WHAT TO PRODUCE – Copy all of the records below verbatim.

THE RECORDS –
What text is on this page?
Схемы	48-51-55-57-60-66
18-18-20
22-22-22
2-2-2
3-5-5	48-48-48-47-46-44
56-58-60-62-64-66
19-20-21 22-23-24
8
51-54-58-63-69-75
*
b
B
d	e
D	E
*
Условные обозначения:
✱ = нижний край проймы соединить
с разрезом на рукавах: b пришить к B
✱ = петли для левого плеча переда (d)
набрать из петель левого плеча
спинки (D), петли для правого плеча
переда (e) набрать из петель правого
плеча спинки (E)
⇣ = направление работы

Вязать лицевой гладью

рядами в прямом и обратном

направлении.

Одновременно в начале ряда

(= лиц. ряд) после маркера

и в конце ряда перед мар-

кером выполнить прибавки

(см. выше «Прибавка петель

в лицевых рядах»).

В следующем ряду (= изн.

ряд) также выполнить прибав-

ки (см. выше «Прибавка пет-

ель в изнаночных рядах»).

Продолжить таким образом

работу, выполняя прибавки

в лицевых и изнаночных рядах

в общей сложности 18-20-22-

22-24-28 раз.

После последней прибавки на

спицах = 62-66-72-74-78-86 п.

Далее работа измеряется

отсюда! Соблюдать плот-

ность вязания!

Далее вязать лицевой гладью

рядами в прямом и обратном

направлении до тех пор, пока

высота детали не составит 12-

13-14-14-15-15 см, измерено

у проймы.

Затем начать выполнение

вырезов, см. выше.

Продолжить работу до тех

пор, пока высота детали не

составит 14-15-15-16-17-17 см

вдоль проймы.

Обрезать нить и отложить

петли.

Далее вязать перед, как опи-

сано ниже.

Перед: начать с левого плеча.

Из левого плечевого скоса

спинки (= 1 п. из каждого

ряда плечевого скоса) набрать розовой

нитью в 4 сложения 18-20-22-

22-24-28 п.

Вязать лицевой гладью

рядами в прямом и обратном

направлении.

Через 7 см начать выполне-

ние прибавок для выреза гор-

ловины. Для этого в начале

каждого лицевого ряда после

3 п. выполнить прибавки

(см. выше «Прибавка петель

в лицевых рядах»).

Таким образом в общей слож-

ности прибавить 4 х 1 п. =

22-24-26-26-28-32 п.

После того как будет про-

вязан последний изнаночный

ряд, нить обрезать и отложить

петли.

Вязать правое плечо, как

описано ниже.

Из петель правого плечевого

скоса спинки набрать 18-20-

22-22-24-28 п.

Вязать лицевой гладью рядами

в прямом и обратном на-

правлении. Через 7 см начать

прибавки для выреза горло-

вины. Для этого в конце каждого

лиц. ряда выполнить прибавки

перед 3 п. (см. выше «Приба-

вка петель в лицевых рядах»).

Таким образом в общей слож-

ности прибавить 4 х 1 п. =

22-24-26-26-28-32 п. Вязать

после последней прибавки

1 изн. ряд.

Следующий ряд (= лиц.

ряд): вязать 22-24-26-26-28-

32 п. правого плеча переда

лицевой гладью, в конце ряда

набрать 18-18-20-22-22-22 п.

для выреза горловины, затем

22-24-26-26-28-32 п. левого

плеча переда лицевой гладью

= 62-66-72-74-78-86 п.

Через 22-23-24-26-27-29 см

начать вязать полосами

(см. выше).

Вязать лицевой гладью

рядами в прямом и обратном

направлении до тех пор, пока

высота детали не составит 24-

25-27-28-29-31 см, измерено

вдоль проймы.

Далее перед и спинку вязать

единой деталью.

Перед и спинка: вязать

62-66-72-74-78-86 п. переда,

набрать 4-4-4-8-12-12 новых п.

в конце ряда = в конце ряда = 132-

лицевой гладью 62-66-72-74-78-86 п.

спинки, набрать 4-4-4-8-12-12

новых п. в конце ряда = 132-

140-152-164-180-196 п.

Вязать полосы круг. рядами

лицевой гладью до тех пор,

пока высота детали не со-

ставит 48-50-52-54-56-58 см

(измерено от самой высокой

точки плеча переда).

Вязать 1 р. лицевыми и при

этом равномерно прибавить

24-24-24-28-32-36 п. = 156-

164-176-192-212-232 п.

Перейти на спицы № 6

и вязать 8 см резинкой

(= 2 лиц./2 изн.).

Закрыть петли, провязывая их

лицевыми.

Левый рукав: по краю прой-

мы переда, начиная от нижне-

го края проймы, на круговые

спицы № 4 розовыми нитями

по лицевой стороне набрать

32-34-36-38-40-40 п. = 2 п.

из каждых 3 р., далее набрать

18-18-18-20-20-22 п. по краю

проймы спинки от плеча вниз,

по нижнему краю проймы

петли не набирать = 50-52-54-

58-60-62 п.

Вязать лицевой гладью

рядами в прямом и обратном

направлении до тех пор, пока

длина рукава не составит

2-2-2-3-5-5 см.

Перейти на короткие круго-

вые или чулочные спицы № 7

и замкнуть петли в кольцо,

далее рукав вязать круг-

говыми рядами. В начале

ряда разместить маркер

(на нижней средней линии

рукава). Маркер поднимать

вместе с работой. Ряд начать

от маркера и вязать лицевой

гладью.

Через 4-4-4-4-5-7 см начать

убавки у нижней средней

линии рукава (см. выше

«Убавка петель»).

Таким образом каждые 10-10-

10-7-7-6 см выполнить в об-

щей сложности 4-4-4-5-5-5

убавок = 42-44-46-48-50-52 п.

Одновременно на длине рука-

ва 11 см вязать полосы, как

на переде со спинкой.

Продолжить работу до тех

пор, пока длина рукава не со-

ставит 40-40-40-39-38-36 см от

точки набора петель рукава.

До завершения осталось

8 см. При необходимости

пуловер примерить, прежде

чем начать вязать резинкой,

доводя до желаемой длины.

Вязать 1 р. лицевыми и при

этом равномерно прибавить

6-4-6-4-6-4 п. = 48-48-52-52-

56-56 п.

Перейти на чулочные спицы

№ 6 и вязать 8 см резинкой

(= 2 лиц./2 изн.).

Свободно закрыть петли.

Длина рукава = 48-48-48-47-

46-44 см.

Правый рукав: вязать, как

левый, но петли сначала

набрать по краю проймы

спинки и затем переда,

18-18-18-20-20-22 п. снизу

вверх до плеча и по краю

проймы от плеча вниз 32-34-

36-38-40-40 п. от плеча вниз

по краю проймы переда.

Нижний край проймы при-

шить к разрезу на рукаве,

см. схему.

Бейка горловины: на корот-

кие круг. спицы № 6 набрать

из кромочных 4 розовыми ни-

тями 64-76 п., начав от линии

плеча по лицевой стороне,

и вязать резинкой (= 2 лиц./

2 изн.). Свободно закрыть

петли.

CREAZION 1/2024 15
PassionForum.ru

CORRECT RESULT –
What text is on this page?
Схемы	48-51-55-57-60-66
18-18-20
22-22-22
2-2-2
3-5-5	48-48-48-47-46-44
56-58-60-62-64-66
19-20-21 22-23-24
8
51-54-58-63-69-75
*
b
B
d	e
D	E
*
Условные обозначения:
✱ = нижний край проймы соединить
с разрезом на рукавах: b пришить к B
✱ = петли для левого плеча переда (d)
набрать из петель левого плеча
спинки (D), петли для правого плеча
переда (e) набрать из петель правого
плеча спинки (E)
⇣ = направление работы

Вязать лицевой гладью

рядами в прямом и обратном

направлении.

Одновременно в начале ряда

(= лиц. ряд) после маркера

и в конце ряда перед мар-

кером выполнить прибавки

(см. выше «Прибавка петель

в лицевых рядах»).

В следующем ряду (= изн.

ряд) также выполнить прибав-

ки (см. выше «Прибавка пет-

ель в изнаночных рядах»).

Продолжить таким образом

работу, выполняя прибавки

в лицевых и изнаночных рядах

в общей сложности 18-20-22-

22-24-28 раз.

После последней прибавки на

спицах = 62-66-72-74-78-86 п.

Далее работа измеряется

отсюда! Соблюдать плот-

ность вязания!

Далее вязать лицевой гладью

рядами в прямом и обратном

направлении до тех пор, пока

высота детали не составит 12-

13-14-14-15-15 см, измерено

у проймы.

Затем начать выполнение

вырезов, см. выше.

Продолжить работу до тех

пор, пока высота детали не

составит 14-15-15-16-17-17 см

вдоль проймы.

Обрезать нить и отложить

петли.

Далее вязать перед, как опи-

сано ниже.

Перед: начать с левого плеча.

Из левого плечевого скоса

спинки (= 1 п. из каждого

ряда плечевого скоса) набрать розовой

нитью в 4 сложения 18-20-22-

22-24-28 п.

Вязать лицевой гладью

рядами в прямом и обратном

направлении.

Через 7 см начать выполне-

ние прибавок для выреза гор-

ловины. Для этого в начале

каждого лицевого ряда после

3 п. выполнить прибавки

(см. выше «Прибавка петель

в лицевых рядах»).

Таким образом в общей слож-

ности прибавить 4 х 1 п. =

22-24-26-26-28-32 п.

После того как будет про-

вязан последний изнаночный

ряд, нить обрезать и отложить

петли.

Вязать правое плечо, как

описано ниже.

Из петель правого плечевого

скоса спинки набрать 18-20-

22-22-24-28 п.

Вязать лицевой гладью рядами

в прямом и обратном на-

правлении. Через 7 см начать

прибавки для выреза горло-

вины. Для этого в конце каждого

лиц. ряда выполнить прибавки

перед 3 п. (см. выше «Приба-

вка петель в лицевых рядах»).

Таким образом в общей слож-

ности прибавить 4 х 1 п. =

22-24-26-26-28-32 п. Вязать

после последней прибавки

1 изн. ряд.

Следующий ряд (= лиц.

ряд): вязать 22-24-26-26-28-

32 п. правого плеча переда

лицевой гладью, в конце ряда

набрать 18-18-20-22-22-22 п.

для выреза горловины, затем

22-24-26-26-28-32 п. левого

плеча переда лицевой гладью

= 62-66-72-74-78-86 п.

Через 22-23-24-26-27-29 см

начать вязать полосами

(см. выше).

Вязать лицевой гладью

рядами в прямом и обратном

направлении до тех пор, пока

высота детали не составит 24-

25-27-28-29-31 см, измерено

вдоль проймы.

Далее перед и спинку вязать

единой деталью.

Перед и спинка: вязать

62-66-72-74-78-86 п. переда,

набрать 4-4-4-8-12-12 новых п.

в конце ряда = в конце ряда = 132-

лицевой гладью 62-66-72-74-78-86 п.

спинки, набрать 4-4-4-8-12-12

новых п. в конце ряда = 132-

140-152-164-180-196 п.

Вязать полосы круг. рядами

лицевой гладью до тех пор,

пока высота детали не со-

ставит 48-50-52-54-56-58 см

(измерено от самой высокой

точки плеча переда).

Вязать 1 р. лицевыми и при

этом равномерно прибавить

24-24-24-28-32-36 п. = 156-

164-176-192-212-232 п.

Перейти на спицы № 6

и вязать 8 см резинкой

(= 2 лиц./2 изн.).

Закрыть петли, провязывая их

лицевыми.

Левый рукав: по краю прой-

мы переда, начиная от нижне-

го края проймы, на круговые

спицы № 4 розовыми нитями

по лицевой стороне набрать

32-34-36-38-40-40 п. = 2 п.

из каждых 3 р., далее набрать

18-18-18-20-20-22 п. по краю

проймы спинки от плеча вниз,

по нижнему краю проймы

петли не набирать = 50-52-54-

58-60-62 п.

Вязать лицевой гладью

рядами в прямом и обратном

направлении до тех пор, пока

длина рукава не составит

2-2-2-3-5-5 см.

Перейти на короткие круго-

вые или чулочные спицы № 7

и замкнуть петли в кольцо,

далее рукав вязать круг-

говыми рядами. В начале

ряда разместить маркер

(на нижней средней линии

рукава). Маркер поднимать

вместе с работой. Ряд начать

от маркера и вязать лицевой

гладью.

Через 4-4-4-4-5-7 см начать

убавки у нижней средней

линии рукава (см. выше

«Убавка петель»).

Таким образом каждые 10-10-

10-7-7-6 см выполнить в об-

щей сложности 4-4-4-5-5-5

убавок = 42-44-46-48-50-52 п.

Одновременно на длине рука-

ва 11 см вязать полосы, как

на переде со спинкой.

Продолжить работу до тех

пор, пока длина рукава не со-

ставит 40-40-40-39-38-36 см от

точки набора петель рукава.

До завершения осталось

8 см. При необходимости

пуловер примерить, прежде

чем начать вязать резинкой,

доводя до желаемой длины.

Вязать 1 р. лицевыми и при

этом равномерно прибавить

6-4-6-4-6-4 п. = 48-48-52-52-

56-56 п.

Перейти на чулочные спицы

№ 6 и вязать 8 см резинкой

(= 2 лиц./2 изн.).

Свободно закрыть петли.

Длина рукава = 48-48-48-47-

46-44 см.

Правый рукав: вязать, как

левый, но петли сначала

набрать по краю проймы

спинки и затем переда,

18-18-18-20-20-22 п. снизу

вверх до плеча и по краю

проймы от плеча вниз 32-34-

36-38-40-40 п. от плеча вниз

по краю проймы переда.

Нижний край проймы при-

шить к разрезу на рукаве,

см. схему.

Бейка горловины: на корот-

кие круг. спицы № 6 набрать

из кромочных 4 розовыми ни-

тями 64-76 п., начав от линии

плеча по лицевой стороне,

и вязать резинкой (= 2 лиц./

2 изн.). Свободно закрыть

петли.

CREAZION 1/2024 15
PassionForum.ru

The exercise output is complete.